*What needs to be done*
Copy out each line in the material below that has the word "voor".

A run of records
************

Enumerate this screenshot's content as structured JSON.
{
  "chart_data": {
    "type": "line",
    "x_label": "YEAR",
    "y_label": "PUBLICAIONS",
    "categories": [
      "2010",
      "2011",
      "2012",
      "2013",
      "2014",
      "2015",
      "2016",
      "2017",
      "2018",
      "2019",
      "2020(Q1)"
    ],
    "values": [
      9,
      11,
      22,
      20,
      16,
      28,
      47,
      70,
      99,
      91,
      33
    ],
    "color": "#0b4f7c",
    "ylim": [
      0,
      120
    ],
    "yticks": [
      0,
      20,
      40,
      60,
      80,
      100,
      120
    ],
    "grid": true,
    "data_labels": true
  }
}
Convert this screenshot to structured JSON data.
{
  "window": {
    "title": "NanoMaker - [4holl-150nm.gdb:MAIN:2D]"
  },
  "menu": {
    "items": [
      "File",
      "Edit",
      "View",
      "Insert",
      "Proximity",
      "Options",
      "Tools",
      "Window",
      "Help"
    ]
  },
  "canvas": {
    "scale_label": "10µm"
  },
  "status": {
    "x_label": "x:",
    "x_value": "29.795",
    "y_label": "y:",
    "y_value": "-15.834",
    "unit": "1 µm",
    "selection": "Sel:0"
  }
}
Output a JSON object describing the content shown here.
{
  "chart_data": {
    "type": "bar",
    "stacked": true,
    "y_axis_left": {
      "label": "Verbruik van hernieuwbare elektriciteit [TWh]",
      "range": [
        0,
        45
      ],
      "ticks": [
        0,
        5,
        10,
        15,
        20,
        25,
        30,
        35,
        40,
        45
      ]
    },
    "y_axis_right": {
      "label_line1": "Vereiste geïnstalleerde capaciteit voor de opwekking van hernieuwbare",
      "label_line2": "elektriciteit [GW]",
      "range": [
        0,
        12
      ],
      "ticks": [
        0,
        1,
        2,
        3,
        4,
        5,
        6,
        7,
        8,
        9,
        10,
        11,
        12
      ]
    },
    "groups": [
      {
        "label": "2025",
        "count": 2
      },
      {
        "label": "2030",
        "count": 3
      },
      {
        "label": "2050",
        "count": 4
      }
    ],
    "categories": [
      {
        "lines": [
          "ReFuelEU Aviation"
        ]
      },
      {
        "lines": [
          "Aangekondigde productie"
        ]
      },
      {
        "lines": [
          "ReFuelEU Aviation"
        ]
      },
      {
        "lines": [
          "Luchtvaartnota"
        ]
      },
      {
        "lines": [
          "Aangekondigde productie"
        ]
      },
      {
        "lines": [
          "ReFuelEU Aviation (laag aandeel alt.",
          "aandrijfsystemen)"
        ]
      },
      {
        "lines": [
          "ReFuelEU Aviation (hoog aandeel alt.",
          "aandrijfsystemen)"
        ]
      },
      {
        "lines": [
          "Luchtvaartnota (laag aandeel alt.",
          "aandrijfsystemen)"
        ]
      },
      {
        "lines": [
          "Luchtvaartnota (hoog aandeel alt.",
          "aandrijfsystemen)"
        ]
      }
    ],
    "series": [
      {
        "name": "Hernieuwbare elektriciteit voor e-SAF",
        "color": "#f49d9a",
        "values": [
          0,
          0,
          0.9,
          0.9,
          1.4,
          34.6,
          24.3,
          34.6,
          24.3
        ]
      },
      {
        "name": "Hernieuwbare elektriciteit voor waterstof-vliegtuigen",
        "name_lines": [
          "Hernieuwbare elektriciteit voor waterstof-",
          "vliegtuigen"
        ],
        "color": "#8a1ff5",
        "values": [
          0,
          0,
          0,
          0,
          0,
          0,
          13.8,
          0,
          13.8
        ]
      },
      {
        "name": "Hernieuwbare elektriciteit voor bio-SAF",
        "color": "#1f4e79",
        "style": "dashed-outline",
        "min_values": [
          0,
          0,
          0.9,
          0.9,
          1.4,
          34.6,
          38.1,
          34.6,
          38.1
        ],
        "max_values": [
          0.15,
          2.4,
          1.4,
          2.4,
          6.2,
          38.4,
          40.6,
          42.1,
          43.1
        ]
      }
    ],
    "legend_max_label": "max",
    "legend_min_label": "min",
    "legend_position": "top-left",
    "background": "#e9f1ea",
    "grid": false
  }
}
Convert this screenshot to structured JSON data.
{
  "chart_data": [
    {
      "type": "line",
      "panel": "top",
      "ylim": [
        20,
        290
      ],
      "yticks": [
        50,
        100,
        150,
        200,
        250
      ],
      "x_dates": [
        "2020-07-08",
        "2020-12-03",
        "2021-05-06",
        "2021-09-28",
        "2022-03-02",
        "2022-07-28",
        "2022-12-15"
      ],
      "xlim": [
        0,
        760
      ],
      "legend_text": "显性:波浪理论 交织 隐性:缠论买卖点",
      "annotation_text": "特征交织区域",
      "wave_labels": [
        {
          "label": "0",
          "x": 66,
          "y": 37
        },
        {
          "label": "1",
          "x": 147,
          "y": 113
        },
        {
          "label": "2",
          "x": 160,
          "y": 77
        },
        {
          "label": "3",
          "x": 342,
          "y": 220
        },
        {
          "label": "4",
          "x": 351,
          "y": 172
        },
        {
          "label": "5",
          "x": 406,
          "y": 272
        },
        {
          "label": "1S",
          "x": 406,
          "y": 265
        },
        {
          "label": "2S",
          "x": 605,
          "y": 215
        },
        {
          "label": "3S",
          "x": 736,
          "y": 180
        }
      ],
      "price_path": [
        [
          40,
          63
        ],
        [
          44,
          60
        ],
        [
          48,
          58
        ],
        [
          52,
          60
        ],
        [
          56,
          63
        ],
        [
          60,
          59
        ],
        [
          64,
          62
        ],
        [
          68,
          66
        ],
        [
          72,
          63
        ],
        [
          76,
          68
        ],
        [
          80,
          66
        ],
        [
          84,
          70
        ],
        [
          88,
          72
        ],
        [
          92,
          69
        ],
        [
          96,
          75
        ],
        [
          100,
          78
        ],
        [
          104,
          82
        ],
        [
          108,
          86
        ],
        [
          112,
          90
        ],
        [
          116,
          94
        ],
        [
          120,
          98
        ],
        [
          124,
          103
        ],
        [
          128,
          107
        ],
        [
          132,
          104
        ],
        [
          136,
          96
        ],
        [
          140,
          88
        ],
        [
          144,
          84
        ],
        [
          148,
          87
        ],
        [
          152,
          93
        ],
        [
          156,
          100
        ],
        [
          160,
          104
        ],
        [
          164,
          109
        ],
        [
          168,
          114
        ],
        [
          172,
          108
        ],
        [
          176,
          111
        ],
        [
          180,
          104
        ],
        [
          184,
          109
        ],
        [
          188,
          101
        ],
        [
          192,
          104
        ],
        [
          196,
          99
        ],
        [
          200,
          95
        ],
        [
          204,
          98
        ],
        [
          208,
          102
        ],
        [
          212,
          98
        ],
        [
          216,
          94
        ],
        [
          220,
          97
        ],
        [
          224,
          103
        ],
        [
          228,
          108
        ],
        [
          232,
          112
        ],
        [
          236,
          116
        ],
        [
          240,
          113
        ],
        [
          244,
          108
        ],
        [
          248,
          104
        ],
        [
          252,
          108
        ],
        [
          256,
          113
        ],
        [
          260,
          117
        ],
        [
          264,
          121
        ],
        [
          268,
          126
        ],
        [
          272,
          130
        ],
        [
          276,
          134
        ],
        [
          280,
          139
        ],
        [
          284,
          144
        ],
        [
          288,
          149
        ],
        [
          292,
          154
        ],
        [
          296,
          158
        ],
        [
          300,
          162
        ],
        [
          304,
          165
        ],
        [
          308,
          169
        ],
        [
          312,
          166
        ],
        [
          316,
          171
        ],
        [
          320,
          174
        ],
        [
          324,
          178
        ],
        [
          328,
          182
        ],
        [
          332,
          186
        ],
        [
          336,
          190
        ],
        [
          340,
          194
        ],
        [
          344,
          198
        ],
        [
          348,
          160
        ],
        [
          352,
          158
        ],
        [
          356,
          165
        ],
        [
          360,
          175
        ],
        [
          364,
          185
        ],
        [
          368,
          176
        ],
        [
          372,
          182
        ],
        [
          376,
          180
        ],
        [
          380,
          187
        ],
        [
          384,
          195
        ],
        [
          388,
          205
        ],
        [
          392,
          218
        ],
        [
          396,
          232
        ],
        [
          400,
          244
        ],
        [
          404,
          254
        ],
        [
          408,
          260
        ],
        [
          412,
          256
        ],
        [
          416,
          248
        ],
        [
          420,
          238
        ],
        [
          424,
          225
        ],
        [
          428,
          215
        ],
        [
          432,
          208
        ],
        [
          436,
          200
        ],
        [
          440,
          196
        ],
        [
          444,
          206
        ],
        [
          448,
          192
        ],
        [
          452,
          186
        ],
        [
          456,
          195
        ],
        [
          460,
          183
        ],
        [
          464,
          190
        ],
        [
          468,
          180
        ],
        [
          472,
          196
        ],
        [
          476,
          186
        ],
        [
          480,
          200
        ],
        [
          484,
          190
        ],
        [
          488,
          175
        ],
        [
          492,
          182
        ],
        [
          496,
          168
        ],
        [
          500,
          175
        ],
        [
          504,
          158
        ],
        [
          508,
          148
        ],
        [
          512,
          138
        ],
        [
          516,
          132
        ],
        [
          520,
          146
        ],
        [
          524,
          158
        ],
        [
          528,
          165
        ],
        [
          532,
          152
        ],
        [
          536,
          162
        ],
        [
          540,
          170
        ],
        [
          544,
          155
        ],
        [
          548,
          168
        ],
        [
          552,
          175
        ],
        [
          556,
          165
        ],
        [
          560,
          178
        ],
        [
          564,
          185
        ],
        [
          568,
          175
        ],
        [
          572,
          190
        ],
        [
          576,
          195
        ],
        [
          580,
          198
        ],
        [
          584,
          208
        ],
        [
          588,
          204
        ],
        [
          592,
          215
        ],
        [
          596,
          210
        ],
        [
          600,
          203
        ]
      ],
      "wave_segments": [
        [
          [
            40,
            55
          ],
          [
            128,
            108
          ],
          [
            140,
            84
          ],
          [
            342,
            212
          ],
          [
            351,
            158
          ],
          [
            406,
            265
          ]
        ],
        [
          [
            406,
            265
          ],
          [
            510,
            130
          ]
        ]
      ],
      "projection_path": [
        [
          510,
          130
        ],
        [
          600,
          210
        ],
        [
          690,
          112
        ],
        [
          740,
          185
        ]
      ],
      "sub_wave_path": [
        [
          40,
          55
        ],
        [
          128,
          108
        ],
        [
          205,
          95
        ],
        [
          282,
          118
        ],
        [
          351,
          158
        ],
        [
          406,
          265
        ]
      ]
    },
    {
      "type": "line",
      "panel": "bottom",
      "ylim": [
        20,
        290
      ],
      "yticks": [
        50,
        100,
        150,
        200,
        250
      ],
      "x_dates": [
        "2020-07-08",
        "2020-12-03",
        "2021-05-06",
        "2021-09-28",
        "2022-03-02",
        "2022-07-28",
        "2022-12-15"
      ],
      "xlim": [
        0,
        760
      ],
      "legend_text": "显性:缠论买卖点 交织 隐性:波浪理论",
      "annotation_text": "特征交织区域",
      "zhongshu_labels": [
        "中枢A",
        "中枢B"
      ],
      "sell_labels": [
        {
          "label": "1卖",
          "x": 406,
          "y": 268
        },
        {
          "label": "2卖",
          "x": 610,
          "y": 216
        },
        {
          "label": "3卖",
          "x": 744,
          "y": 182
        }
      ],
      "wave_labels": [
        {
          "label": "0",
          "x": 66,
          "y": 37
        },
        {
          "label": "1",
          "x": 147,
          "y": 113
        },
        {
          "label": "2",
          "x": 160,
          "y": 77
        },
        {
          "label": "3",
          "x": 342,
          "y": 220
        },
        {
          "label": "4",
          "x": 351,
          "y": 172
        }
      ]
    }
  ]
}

************

*Right answer*
      "label_line1": "Vereiste geïnstalleerde capaciteit voor de opwekking van hernieuwbare",
        "name": "Hernieuwbare elektriciteit voor e-SAF",
        "name": "Hernieuwbare elektriciteit voor waterstof-vliegtuigen",
          "Hernieuwbare elektriciteit voor waterstof-",
        "name": "Hernieuwbare elektriciteit voor bio-SAF",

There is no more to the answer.